- Exercise goal
Scan each line of the records for the word "xlabel" and extract the ones that have it.

Records about charts and figures:
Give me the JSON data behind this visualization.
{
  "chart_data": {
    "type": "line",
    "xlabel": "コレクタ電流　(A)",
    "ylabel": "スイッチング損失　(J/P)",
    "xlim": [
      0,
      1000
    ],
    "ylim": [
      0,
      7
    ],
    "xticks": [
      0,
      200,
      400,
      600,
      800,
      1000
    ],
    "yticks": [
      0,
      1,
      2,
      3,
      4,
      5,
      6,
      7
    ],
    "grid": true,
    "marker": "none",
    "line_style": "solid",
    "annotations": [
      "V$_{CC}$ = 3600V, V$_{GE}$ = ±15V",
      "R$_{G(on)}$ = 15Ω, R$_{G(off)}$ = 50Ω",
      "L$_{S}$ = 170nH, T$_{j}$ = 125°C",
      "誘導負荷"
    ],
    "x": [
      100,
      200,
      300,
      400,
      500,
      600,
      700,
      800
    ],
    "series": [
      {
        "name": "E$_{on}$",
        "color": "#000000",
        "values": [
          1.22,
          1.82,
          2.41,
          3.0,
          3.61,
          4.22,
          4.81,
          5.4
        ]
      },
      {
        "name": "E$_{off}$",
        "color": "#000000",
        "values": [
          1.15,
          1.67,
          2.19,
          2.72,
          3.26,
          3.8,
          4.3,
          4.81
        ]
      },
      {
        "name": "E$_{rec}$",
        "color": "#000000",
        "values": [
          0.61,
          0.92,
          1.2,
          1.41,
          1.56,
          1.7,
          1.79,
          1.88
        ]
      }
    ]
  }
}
--
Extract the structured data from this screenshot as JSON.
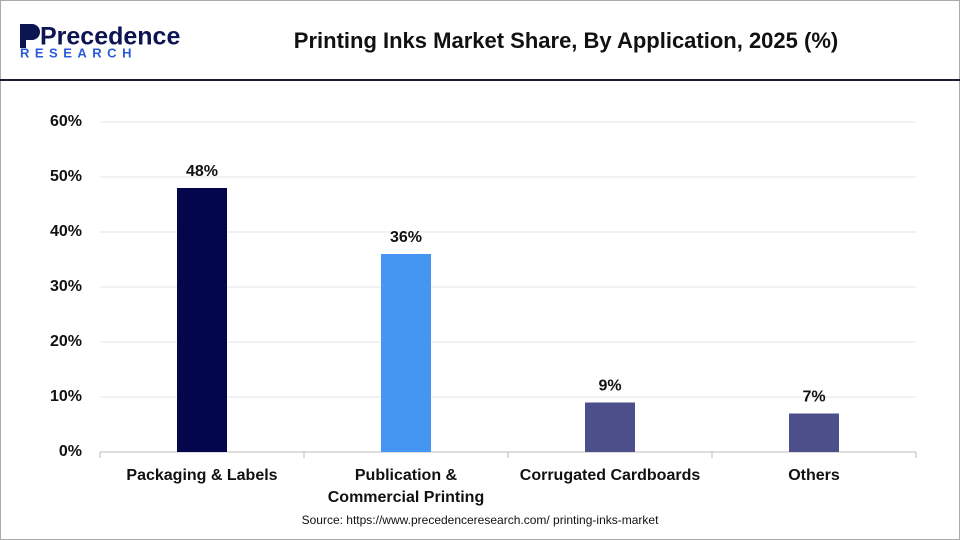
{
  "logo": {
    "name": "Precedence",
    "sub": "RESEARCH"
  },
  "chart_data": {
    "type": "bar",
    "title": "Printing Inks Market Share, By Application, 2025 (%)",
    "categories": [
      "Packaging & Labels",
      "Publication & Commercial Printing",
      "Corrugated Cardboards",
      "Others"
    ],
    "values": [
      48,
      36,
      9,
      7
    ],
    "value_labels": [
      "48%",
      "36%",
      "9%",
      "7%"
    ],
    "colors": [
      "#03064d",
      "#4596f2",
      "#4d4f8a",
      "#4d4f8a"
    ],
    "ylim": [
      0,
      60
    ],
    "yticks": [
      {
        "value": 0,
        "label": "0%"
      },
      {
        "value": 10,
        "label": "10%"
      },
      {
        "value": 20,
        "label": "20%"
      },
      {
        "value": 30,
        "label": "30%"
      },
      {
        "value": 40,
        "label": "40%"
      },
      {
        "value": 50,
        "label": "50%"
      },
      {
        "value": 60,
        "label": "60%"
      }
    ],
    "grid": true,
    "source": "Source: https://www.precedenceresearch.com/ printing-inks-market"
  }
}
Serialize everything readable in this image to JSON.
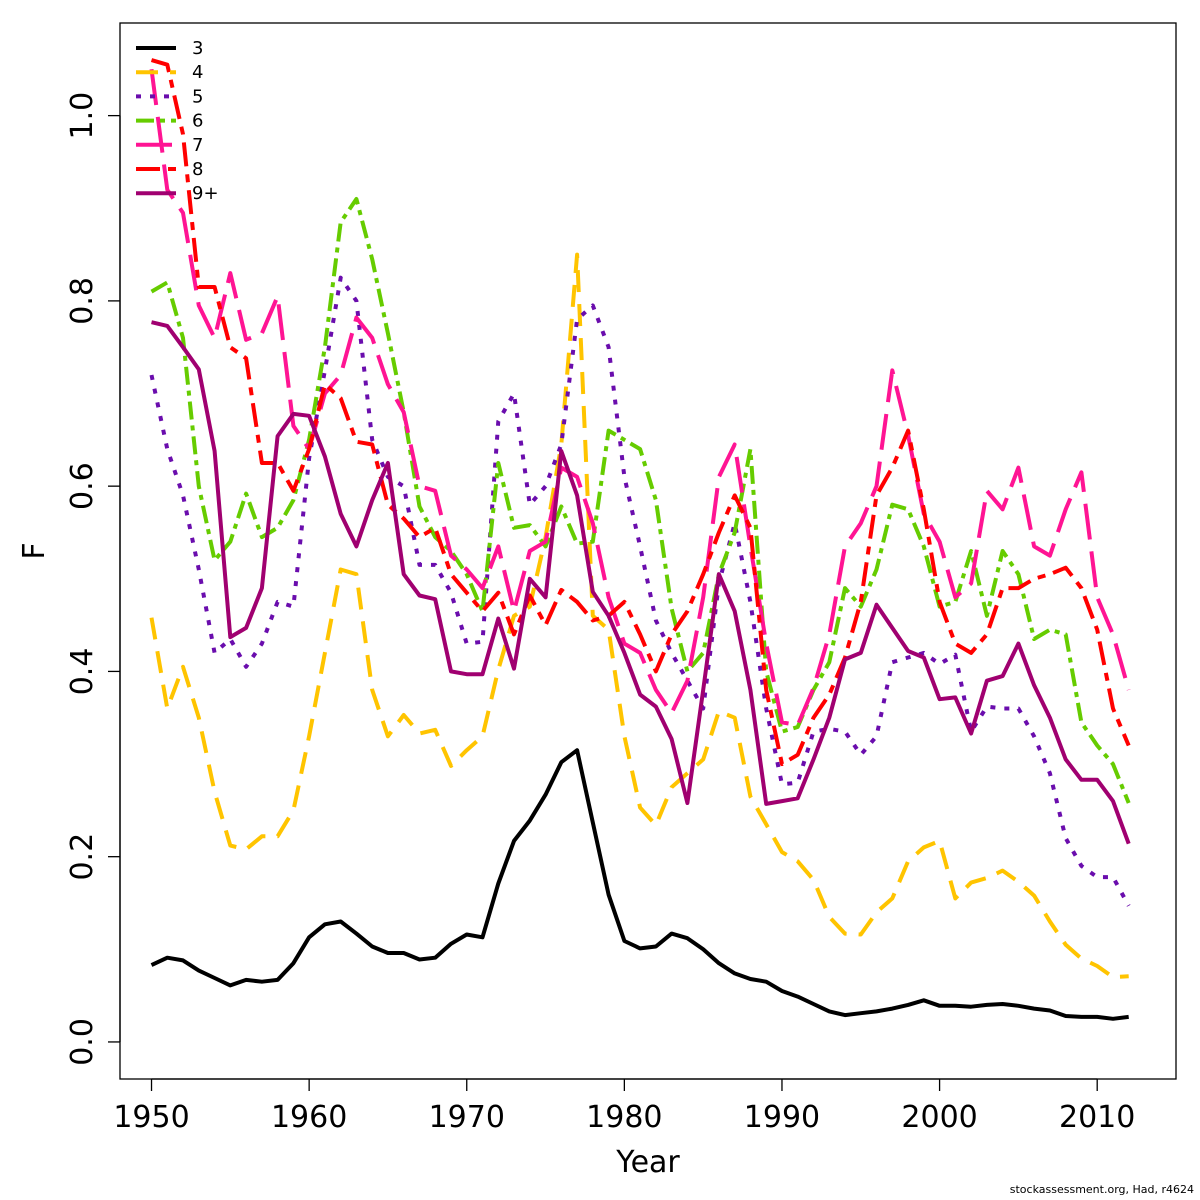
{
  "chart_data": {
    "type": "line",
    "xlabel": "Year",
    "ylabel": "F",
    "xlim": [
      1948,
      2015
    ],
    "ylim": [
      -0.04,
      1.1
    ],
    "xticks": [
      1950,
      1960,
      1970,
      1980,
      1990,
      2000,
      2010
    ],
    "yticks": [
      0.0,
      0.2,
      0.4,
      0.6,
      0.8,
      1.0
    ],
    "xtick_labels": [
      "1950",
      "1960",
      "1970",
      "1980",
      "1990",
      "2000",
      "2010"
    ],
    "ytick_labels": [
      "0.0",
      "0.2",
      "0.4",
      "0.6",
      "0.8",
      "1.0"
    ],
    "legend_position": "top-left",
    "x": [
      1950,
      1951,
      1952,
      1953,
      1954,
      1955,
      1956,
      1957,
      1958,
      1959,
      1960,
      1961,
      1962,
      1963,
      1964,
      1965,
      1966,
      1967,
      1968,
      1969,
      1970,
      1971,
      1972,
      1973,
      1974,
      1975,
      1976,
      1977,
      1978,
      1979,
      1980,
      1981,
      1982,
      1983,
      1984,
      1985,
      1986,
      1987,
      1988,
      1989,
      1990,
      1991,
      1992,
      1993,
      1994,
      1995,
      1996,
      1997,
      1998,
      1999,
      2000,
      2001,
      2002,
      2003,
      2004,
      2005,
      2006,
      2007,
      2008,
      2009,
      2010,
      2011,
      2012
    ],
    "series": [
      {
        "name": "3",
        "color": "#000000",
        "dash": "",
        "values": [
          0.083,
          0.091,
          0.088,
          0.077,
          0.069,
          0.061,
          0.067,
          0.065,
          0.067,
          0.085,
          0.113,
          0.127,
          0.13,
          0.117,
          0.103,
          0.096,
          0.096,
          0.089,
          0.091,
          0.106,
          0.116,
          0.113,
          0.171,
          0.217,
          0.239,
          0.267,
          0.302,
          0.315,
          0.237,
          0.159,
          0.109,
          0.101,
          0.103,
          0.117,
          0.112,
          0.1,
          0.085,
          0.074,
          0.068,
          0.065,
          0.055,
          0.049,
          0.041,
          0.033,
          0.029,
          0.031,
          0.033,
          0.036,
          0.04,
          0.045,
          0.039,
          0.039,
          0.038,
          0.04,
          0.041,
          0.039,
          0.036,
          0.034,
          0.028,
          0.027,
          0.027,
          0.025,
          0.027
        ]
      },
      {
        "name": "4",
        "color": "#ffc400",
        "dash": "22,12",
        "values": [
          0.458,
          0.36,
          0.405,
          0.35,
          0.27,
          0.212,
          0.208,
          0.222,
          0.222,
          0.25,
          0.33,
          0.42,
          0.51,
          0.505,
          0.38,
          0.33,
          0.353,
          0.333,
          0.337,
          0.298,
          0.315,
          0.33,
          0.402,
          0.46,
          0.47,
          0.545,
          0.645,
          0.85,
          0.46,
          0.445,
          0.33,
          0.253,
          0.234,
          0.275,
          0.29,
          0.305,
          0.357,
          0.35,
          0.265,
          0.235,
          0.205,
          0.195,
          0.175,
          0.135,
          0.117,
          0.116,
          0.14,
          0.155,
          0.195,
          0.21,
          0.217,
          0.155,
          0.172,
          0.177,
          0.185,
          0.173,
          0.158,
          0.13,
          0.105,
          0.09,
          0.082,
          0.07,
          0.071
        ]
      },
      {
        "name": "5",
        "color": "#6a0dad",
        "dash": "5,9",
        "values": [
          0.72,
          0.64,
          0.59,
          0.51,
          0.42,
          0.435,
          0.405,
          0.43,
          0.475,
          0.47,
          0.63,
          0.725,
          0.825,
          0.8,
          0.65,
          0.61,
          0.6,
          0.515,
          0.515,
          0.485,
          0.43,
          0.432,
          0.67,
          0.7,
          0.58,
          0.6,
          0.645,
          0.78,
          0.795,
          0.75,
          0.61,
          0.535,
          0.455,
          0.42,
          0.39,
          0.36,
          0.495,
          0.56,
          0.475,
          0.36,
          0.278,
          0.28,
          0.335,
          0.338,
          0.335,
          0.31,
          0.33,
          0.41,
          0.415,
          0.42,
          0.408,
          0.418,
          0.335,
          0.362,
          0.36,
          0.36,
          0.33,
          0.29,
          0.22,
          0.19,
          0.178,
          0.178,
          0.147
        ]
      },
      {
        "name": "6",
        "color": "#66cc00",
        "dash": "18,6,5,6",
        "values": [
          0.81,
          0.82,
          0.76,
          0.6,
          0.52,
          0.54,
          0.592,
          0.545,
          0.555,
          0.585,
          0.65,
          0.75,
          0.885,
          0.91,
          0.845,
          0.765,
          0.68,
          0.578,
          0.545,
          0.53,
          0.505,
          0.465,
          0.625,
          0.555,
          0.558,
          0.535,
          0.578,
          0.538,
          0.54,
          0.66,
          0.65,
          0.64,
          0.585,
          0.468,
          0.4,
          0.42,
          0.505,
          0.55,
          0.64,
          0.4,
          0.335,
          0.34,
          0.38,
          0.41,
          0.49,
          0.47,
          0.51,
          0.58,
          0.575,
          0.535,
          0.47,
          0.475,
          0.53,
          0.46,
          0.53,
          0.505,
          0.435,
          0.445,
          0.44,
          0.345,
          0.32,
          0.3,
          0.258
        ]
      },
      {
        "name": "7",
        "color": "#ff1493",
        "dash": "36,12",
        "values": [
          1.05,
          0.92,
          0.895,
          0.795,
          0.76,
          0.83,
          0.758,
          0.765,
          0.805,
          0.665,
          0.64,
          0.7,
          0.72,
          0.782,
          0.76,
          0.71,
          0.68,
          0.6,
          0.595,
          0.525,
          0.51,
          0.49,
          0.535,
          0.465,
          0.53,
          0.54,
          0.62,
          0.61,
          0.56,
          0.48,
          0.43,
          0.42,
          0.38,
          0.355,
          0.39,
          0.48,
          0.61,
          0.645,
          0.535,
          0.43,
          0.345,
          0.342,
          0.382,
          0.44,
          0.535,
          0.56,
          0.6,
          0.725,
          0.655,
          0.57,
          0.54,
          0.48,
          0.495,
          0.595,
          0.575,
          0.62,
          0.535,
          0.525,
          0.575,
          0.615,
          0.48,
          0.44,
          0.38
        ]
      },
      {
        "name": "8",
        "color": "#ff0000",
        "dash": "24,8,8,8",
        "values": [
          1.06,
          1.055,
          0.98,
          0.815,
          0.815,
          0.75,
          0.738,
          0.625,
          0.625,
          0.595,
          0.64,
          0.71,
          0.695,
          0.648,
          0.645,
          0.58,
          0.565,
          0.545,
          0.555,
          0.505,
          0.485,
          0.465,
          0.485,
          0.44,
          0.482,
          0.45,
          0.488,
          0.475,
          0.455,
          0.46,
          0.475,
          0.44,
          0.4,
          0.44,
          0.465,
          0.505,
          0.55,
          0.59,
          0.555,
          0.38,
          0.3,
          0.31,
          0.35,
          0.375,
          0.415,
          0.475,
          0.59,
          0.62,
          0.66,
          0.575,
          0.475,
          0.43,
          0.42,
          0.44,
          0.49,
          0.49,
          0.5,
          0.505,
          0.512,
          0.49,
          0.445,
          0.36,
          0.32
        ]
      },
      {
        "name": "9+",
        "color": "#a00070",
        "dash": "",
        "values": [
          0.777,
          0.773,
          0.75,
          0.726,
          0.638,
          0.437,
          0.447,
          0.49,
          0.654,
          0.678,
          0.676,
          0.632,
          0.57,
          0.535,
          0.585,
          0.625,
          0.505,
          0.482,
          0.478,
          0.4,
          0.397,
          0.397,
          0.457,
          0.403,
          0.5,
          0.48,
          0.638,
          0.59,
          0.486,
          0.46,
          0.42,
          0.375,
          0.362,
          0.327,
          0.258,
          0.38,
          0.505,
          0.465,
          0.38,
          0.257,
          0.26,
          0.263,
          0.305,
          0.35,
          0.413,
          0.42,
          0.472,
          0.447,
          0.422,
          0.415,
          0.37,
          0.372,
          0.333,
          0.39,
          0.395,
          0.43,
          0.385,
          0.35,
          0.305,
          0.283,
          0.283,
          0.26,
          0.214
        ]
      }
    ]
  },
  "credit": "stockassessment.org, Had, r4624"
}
--
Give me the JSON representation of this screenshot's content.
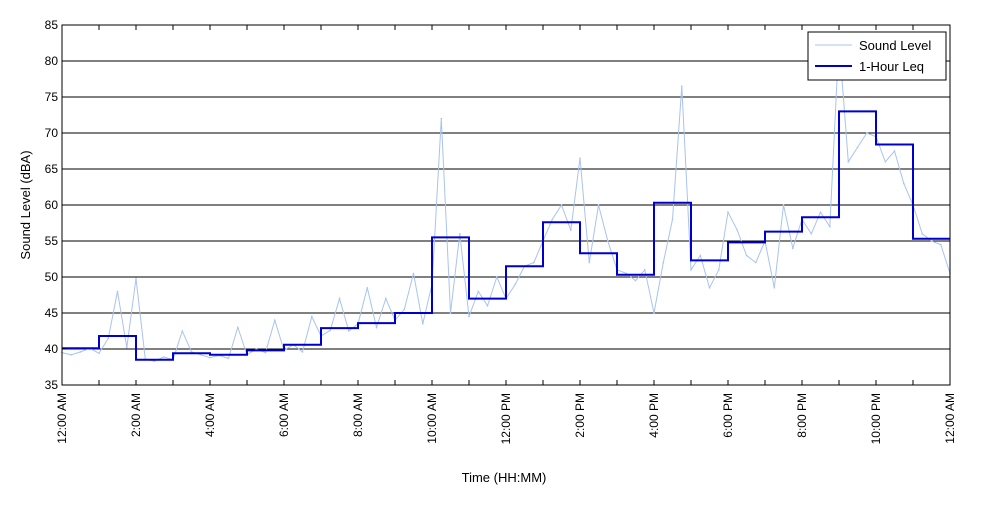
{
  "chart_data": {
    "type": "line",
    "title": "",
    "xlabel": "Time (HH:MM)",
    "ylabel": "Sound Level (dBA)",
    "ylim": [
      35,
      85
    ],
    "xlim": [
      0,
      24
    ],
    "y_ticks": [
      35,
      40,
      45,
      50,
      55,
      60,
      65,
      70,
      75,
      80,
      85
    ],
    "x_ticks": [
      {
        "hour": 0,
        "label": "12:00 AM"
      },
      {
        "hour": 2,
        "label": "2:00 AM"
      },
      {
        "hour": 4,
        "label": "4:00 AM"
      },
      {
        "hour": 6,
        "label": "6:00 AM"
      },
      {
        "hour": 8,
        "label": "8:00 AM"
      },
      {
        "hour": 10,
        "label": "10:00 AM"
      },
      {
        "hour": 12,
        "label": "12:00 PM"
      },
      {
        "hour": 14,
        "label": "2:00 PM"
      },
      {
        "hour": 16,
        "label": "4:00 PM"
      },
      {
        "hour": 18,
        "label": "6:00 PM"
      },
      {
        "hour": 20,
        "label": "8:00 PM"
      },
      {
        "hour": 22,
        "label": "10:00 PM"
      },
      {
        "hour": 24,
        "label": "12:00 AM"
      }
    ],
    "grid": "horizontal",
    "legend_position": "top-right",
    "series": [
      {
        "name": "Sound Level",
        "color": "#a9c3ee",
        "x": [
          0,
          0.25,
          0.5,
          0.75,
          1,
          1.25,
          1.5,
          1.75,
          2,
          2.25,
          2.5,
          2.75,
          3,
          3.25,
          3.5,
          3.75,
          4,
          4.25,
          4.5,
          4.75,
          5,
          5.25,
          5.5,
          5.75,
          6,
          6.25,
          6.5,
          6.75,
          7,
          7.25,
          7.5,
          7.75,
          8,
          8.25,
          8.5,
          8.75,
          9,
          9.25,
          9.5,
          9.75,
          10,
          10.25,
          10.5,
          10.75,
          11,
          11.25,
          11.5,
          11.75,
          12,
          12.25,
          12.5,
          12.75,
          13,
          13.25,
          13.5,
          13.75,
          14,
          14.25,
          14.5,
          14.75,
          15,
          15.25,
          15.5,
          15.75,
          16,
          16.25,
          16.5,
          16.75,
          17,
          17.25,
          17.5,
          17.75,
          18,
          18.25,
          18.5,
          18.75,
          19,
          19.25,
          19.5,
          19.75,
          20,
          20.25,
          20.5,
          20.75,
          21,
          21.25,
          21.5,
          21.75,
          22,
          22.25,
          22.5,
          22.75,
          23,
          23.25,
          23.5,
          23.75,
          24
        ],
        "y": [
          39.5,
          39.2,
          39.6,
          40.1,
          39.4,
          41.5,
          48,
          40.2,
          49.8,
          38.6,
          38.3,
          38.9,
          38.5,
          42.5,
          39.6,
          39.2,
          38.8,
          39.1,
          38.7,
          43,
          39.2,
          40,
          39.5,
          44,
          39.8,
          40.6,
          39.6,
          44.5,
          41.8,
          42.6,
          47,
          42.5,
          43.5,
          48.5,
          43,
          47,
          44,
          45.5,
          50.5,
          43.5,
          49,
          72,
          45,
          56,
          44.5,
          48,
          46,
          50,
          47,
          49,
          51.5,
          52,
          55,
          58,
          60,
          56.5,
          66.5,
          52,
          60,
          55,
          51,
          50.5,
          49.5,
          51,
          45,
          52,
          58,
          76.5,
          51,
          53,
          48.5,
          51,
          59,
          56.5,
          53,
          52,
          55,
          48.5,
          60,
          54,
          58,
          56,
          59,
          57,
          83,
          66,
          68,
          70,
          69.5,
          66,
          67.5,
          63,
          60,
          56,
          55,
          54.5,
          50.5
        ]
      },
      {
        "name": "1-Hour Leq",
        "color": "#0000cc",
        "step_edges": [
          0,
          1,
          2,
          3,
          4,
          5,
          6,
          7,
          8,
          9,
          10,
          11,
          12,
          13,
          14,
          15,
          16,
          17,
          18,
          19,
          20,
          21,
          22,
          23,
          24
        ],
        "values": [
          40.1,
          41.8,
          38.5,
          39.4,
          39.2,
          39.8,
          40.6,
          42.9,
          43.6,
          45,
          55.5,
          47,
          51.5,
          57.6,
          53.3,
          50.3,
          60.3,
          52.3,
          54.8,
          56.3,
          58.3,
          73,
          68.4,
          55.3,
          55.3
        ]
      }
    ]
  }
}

- Result
    "xlabel": "コレクタ電流　(A)",
    "xlabel": "Year",
    "xlabel": "Time (HH:MM)",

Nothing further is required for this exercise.